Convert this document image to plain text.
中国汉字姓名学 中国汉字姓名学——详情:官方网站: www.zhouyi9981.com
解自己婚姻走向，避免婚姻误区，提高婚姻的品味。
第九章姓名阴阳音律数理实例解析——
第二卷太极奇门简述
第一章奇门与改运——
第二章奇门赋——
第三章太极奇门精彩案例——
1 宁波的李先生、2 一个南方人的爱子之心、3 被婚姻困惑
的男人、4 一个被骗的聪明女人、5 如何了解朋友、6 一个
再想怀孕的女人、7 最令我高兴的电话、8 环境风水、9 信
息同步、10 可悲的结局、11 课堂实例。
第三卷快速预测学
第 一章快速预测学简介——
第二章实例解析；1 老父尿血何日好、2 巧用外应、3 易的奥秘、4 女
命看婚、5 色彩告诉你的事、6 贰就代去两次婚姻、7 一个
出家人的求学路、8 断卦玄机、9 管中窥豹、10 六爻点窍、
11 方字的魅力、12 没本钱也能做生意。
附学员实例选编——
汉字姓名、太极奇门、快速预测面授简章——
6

☆ ☆ ☆ ☆ ☆

§ YOUR INSTRUCTIONS: Extract every line above exactly as it stands.

§ CORRECT RESPONSE:
Convert this document image to plain text.
中国汉字姓名学 中国汉字姓名学——详情:官方网站: www.zhouyi9981.com
解自己婚姻走向，避免婚姻误区，提高婚姻的品味。
第九章姓名阴阳音律数理实例解析——
第二卷太极奇门简述
第一章奇门与改运——
第二章奇门赋——
第三章太极奇门精彩案例——
1 宁波的李先生、2 一个南方人的爱子之心、3 被婚姻困惑
的男人、4 一个被骗的聪明女人、5 如何了解朋友、6 一个
再想怀孕的女人、7 最令我高兴的电话、8 环境风水、9 信
息同步、10 可悲的结局、11 课堂实例。
第三卷快速预测学
第 一章快速预测学简介——
第二章实例解析；1 老父尿血何日好、2 巧用外应、3 易的奥秘、4 女
命看婚、5 色彩告诉你的事、6 贰就代去两次婚姻、7 一个
出家人的求学路、8 断卦玄机、9 管中窥豹、10 六爻点窍、
11 方字的魅力、12 没本钱也能做生意。
附学员实例选编——
汉字姓名、太极奇门、快速预测面授简章——
6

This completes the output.